* Given task *
Copy the listing below word for word, starting at its first line and ending after the line that contains "211, 616, 212]". Include both of those lines.

* Supplied data *
------

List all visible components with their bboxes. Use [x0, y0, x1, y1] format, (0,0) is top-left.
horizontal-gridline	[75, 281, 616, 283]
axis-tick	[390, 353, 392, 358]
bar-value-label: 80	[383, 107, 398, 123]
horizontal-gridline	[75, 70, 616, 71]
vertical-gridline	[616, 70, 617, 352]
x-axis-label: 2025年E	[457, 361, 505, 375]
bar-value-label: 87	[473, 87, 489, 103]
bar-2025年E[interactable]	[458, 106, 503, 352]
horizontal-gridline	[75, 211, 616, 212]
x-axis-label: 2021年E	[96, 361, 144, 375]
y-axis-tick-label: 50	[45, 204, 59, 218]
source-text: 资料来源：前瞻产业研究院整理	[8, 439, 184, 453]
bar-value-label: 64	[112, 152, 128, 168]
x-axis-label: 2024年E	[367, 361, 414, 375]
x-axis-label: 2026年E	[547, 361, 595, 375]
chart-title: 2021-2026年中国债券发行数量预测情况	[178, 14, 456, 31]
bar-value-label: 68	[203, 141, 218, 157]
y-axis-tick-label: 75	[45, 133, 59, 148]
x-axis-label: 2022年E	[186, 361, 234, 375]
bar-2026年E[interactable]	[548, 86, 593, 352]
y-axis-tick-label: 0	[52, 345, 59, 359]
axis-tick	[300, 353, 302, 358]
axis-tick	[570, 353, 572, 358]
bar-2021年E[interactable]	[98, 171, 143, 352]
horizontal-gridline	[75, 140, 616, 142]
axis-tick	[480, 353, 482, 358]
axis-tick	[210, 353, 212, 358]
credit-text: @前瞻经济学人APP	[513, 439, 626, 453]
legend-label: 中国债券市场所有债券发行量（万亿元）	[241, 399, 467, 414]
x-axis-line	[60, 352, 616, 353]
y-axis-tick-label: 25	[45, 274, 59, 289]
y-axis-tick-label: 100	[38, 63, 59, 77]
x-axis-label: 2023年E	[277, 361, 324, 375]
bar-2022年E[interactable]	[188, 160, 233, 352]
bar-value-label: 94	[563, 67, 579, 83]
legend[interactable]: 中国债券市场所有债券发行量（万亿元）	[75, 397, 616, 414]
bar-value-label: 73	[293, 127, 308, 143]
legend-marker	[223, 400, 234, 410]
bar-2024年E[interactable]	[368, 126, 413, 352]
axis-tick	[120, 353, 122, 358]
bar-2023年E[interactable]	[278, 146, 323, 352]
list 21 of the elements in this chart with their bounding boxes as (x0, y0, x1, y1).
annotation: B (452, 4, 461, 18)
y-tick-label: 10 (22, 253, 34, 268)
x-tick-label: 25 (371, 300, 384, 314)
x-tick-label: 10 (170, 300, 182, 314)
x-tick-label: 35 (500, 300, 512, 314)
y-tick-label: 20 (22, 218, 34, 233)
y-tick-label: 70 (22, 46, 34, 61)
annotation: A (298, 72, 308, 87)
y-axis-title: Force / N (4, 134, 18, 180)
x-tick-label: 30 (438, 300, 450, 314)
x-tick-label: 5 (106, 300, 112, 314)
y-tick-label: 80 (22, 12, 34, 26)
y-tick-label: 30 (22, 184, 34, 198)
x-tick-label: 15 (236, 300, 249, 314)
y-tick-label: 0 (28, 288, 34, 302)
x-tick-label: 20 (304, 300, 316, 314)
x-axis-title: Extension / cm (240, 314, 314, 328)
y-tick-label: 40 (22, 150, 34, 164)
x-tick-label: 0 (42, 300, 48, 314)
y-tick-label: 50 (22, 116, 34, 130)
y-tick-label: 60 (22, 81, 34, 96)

------

* The reply *
List all visible components with their bboxes. Use [x0, y0, x1, y1] format, (0,0) is top-left.
horizontal-gridline	[75, 281, 616, 283]
axis-tick	[390, 353, 392, 358]
bar-value-label: 80	[383, 107, 398, 123]
horizontal-gridline	[75, 70, 616, 71]
vertical-gridline	[616, 70, 617, 352]
x-axis-label: 2025年E	[457, 361, 505, 375]
bar-value-label: 87	[473, 87, 489, 103]
bar-2025年E[interactable]	[458, 106, 503, 352]
horizontal-gridline	[75, 211, 616, 212]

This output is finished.